(Stored entries)
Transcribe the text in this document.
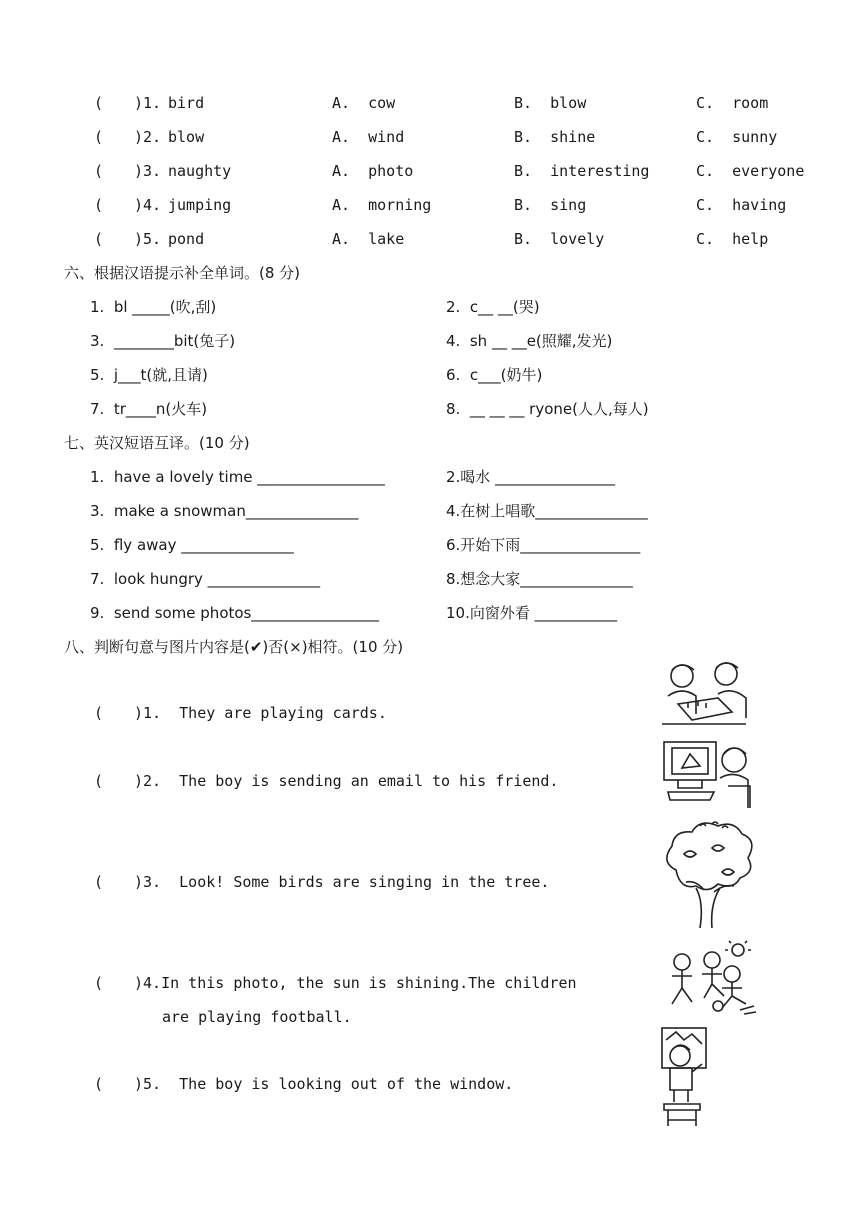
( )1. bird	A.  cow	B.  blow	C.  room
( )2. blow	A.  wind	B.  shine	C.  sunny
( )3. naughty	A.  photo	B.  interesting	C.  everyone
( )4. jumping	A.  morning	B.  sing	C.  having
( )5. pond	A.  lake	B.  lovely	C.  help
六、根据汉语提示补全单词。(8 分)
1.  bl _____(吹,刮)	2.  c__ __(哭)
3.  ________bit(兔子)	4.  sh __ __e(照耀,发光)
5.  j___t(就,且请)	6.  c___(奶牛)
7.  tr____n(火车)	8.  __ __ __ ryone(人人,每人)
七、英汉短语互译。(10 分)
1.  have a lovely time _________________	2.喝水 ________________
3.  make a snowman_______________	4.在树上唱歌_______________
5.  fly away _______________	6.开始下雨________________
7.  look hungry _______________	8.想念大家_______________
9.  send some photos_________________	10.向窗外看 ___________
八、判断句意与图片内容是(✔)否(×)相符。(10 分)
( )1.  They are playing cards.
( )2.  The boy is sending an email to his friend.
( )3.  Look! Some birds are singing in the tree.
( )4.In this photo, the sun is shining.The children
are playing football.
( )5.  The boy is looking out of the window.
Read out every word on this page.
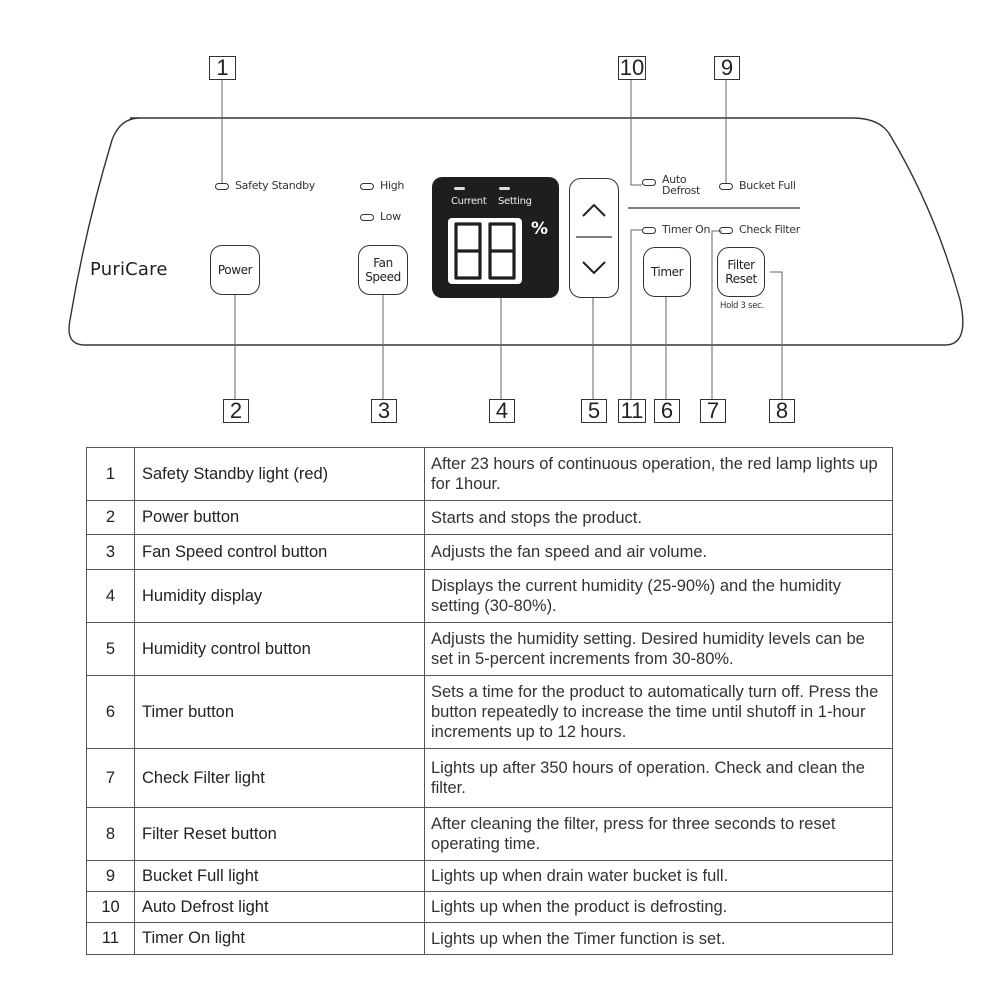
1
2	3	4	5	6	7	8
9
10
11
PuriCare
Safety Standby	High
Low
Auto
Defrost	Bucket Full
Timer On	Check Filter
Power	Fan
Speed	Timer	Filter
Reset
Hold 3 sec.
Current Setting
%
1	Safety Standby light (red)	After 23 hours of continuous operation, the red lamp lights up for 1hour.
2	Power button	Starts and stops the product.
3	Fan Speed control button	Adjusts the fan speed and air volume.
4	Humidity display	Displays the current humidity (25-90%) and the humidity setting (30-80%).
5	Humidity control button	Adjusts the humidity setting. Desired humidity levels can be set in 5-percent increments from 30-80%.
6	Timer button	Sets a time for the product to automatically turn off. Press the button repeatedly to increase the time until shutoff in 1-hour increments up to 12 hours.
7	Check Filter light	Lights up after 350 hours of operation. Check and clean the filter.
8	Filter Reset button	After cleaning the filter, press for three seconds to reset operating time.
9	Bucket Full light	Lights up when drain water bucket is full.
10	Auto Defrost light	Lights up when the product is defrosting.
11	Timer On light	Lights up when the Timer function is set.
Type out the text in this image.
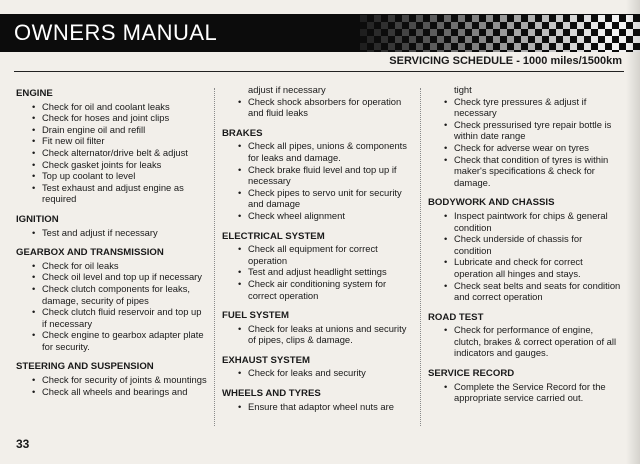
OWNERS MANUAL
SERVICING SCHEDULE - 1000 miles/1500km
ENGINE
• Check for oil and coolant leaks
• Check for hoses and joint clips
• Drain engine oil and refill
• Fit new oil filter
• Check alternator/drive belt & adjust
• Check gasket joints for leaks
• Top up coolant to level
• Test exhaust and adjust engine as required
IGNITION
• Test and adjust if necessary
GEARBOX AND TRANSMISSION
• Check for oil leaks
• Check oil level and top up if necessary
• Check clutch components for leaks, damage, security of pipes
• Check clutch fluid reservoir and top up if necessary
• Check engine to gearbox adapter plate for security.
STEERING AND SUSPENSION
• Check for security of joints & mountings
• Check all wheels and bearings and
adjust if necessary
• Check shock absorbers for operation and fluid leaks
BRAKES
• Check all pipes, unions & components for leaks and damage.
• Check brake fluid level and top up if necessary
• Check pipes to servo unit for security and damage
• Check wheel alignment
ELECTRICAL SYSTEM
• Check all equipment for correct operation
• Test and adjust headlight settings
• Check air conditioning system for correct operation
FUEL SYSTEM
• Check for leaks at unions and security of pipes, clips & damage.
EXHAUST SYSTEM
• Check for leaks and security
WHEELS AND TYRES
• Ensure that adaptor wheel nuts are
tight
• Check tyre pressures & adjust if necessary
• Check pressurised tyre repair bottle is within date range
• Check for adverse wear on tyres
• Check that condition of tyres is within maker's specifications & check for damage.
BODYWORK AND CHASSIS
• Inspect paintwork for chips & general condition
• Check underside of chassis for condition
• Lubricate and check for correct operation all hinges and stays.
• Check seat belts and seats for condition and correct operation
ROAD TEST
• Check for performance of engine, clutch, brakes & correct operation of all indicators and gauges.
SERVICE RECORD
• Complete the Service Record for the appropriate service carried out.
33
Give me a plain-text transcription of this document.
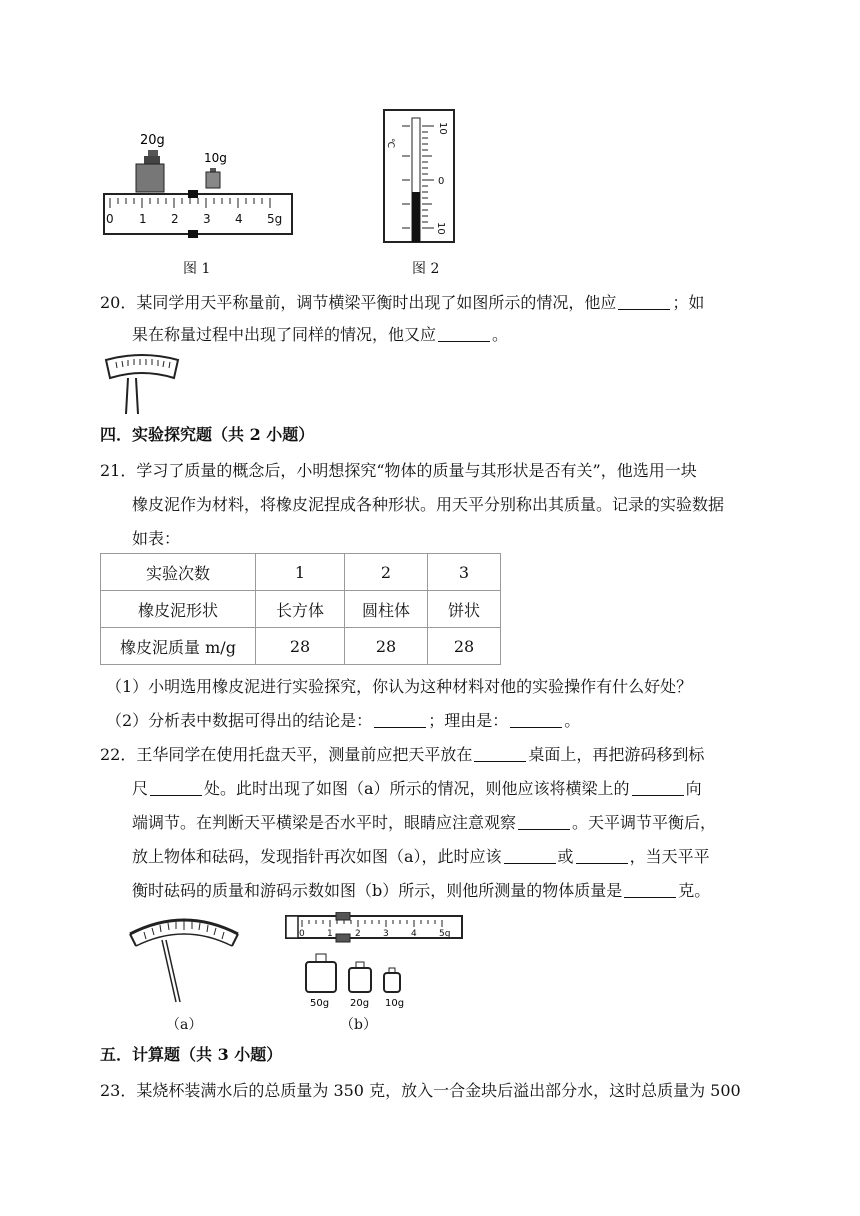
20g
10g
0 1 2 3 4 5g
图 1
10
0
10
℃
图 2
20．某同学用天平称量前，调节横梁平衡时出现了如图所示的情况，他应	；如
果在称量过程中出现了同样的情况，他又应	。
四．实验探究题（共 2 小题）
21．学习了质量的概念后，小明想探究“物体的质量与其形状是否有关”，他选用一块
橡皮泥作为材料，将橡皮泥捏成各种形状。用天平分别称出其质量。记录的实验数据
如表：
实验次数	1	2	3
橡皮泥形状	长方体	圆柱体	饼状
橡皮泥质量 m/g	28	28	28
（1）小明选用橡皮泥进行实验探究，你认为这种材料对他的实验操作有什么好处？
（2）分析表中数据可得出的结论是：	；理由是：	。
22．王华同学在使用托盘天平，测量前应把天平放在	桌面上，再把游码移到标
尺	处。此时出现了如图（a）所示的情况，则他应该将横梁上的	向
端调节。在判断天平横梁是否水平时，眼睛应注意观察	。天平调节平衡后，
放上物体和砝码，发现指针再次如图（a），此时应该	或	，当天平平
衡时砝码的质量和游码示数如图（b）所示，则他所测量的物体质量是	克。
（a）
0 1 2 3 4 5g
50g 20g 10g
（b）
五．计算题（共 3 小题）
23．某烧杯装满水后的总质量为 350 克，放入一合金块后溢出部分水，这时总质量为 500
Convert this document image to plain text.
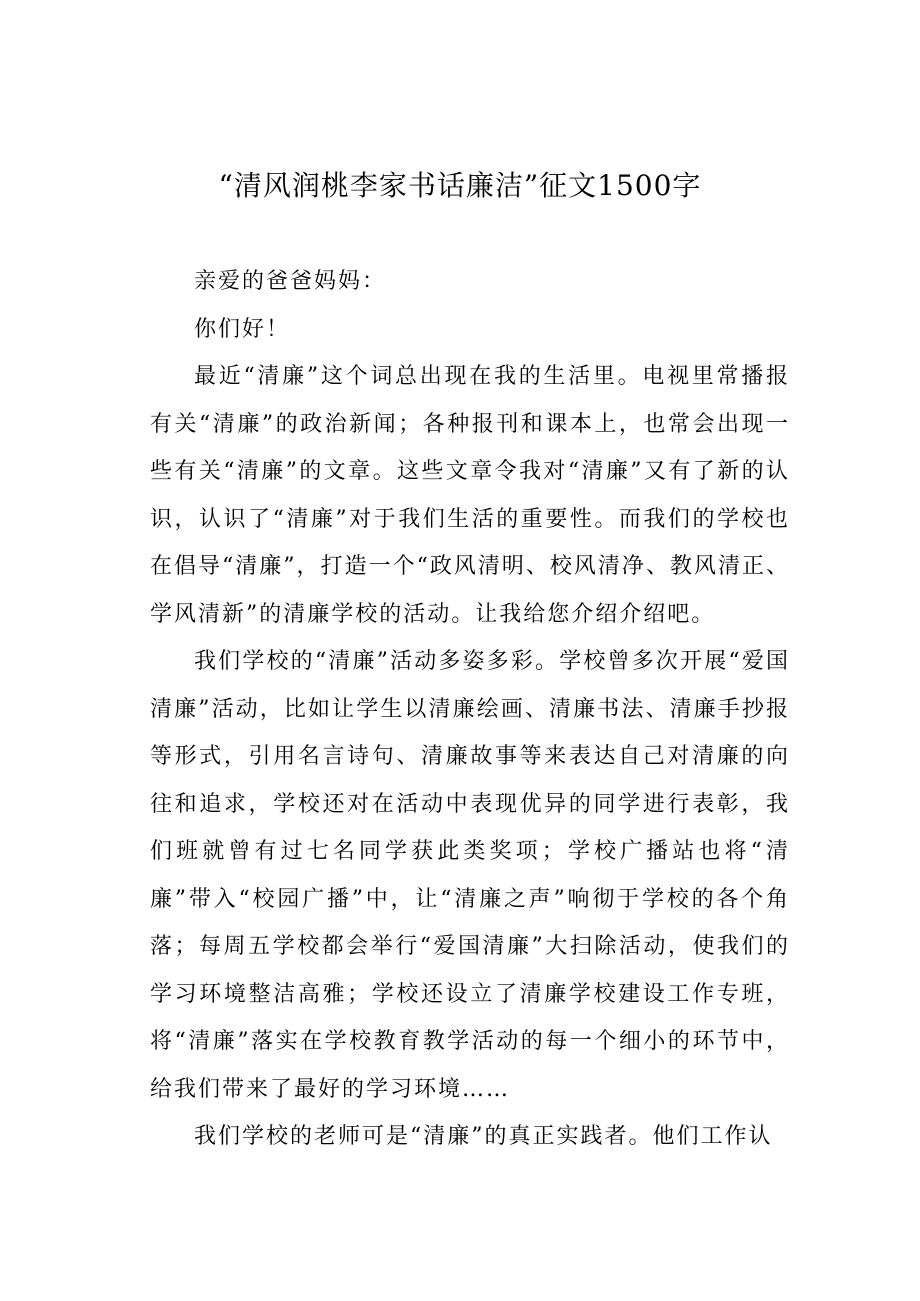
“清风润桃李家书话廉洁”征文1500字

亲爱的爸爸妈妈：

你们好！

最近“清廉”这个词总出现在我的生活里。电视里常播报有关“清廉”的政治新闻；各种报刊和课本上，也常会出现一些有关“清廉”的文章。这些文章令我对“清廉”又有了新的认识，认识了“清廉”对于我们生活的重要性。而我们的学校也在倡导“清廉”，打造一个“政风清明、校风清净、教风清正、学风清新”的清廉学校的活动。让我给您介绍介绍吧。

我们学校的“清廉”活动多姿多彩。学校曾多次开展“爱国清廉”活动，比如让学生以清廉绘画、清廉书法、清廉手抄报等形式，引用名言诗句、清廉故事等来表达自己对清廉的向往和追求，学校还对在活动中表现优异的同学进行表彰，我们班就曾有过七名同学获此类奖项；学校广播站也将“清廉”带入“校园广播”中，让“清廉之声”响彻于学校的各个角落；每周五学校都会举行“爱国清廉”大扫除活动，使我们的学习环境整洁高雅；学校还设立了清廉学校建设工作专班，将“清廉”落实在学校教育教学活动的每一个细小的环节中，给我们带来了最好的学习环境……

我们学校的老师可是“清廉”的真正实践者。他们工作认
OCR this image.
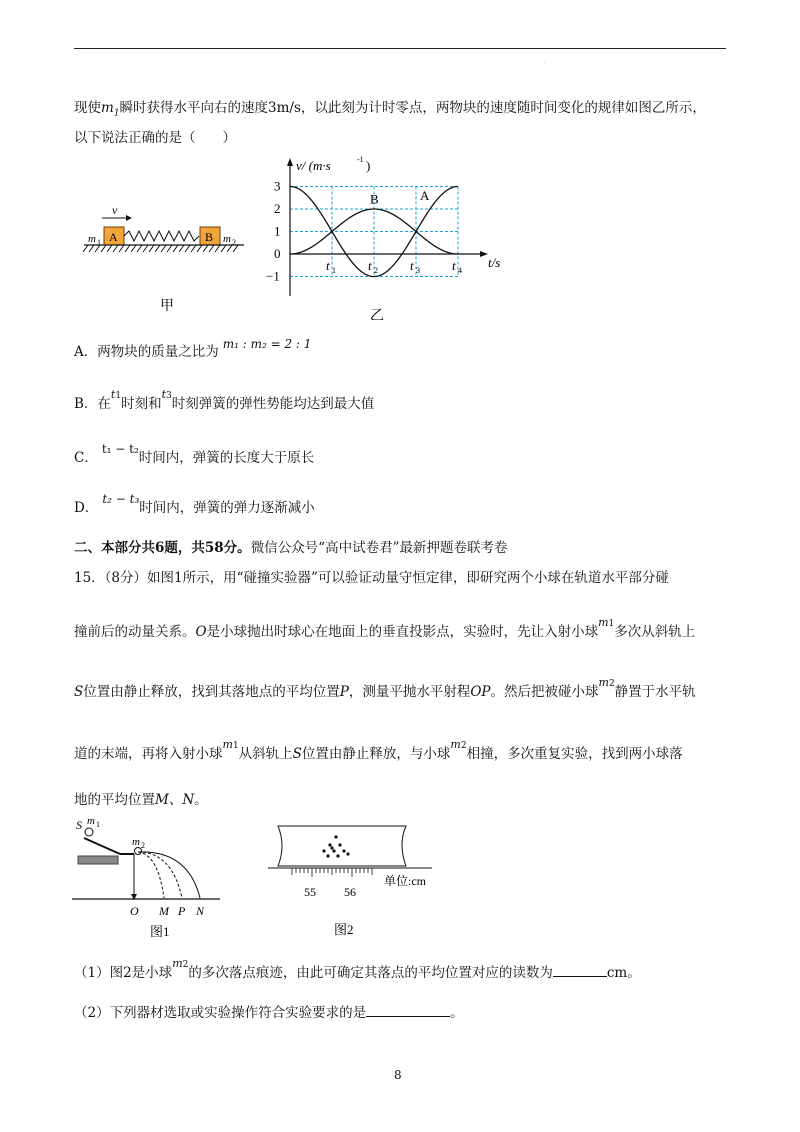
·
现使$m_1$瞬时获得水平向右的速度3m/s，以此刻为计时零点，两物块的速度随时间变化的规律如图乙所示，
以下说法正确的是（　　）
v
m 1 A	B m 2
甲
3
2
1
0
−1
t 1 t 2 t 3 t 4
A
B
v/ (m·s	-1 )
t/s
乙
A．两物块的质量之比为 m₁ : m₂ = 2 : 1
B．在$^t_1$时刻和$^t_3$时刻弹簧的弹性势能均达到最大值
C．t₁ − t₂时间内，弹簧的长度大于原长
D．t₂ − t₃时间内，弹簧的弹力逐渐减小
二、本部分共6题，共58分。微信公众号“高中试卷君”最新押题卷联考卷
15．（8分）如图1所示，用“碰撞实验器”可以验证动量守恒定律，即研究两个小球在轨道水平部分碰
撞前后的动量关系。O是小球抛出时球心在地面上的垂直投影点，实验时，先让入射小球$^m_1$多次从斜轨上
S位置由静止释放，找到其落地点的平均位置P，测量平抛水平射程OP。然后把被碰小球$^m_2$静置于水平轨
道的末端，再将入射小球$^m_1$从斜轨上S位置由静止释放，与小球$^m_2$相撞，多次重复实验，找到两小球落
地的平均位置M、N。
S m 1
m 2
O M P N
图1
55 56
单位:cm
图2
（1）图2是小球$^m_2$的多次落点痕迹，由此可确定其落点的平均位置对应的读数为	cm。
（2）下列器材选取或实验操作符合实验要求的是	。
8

### Given instruction
Reproduce the lines from the line with "Give me a plain-text" through the last line of the entries exactly, including both ends and excluding pictures.

### Result of this task
Give me a plain-text transcription of this document.
20g
10g
0 1 2 3 4 5g
图 1
10
0
10
℃
图 2
20．某同学用天平称量前，调节横梁平衡时出现了如图所示的情况，他应	；如
果在称量过程中出现了同样的情况，他又应	。
四．实验探究题（共 2 小题）
21．学习了质量的概念后，小明想探究“物体的质量与其形状是否有关”，他选用一块
橡皮泥作为材料，将橡皮泥捏成各种形状。用天平分别称出其质量。记录的实验数据
如表：
实验次数	1	2	3
橡皮泥形状	长方体	圆柱体	饼状
橡皮泥质量 m/g	28	28	28
（1）小明选用橡皮泥进行实验探究，你认为这种材料对他的实验操作有什么好处？
（2）分析表中数据可得出的结论是：	；理由是：	。
22．王华同学在使用托盘天平，测量前应把天平放在	桌面上，再把游码移到标
尺	处。此时出现了如图（a）所示的情况，则他应该将横梁上的	向
端调节。在判断天平横梁是否水平时，眼睛应注意观察	。天平调节平衡后，
放上物体和砝码，发现指针再次如图（a），此时应该	或	，当天平平
衡时砝码的质量和游码示数如图（b）所示，则他所测量的物体质量是	克。
（a）
0 1 2 3 4 5g
50g 20g 10g
（b）
五．计算题（共 3 小题）
23．某烧杯装满水后的总质量为 350 克，放入一合金块后溢出部分水，这时总质量为 500
Convert this document image to plain text.
“清风润桃李家书话廉洁”征文1500字

亲爱的爸爸妈妈：

你们好！

最近“清廉”这个词总出现在我的生活里。电视里常播报有关“清廉”的政治新闻；各种报刊和课本上，也常会出现一些有关“清廉”的文章。这些文章令我对“清廉”又有了新的认识，认识了“清廉”对于我们生活的重要性。而我们的学校也在倡导“清廉”，打造一个“政风清明、校风清净、教风清正、学风清新”的清廉学校的活动。让我给您介绍介绍吧。

我们学校的“清廉”活动多姿多彩。学校曾多次开展“爱国清廉”活动，比如让学生以清廉绘画、清廉书法、清廉手抄报等形式，引用名言诗句、清廉故事等来表达自己对清廉的向往和追求，学校还对在活动中表现优异的同学进行表彰，我们班就曾有过七名同学获此类奖项；学校广播站也将“清廉”带入“校园广播”中，让“清廉之声”响彻于学校的各个角落；每周五学校都会举行“爱国清廉”大扫除活动，使我们的学习环境整洁高雅；学校还设立了清廉学校建设工作专班，将“清廉”落实在学校教育教学活动的每一个细小的环节中，给我们带来了最好的学习环境……

我们学校的老师可是“清廉”的真正实践者。他们工作认
OCR this image.
·
现使$m_1$瞬时获得水平向右的速度3m/s，以此刻为计时零点，两物块的速度随时间变化的规律如图乙所示，
以下说法正确的是（　　）
v
m 1 A	B m 2
甲
3
2
1
0
−1
t 1 t 2 t 3 t 4
A
B
v/ (m·s	-1 )
t/s
乙
A．两物块的质量之比为 m₁ : m₂ = 2 : 1
B．在$^t_1$时刻和$^t_3$时刻弹簧的弹性势能均达到最大值
C．t₁ − t₂时间内，弹簧的长度大于原长
D．t₂ − t₃时间内，弹簧的弹力逐渐减小
二、本部分共6题，共58分。微信公众号“高中试卷君”最新押题卷联考卷
15．（8分）如图1所示，用“碰撞实验器”可以验证动量守恒定律，即研究两个小球在轨道水平部分碰
撞前后的动量关系。O是小球抛出时球心在地面上的垂直投影点，实验时，先让入射小球$^m_1$多次从斜轨上
S位置由静止释放，找到其落地点的平均位置P，测量平抛水平射程OP。然后把被碰小球$^m_2$静置于水平轨
道的末端，再将入射小球$^m_1$从斜轨上S位置由静止释放，与小球$^m_2$相撞，多次重复实验，找到两小球落
地的平均位置M、N。
S m 1
m 2
O M P N
图1
55 56
单位:cm
图2
（1）图2是小球$^m_2$的多次落点痕迹，由此可确定其落点的平均位置对应的读数为	cm。
（2）下列器材选取或实验操作符合实验要求的是	。
8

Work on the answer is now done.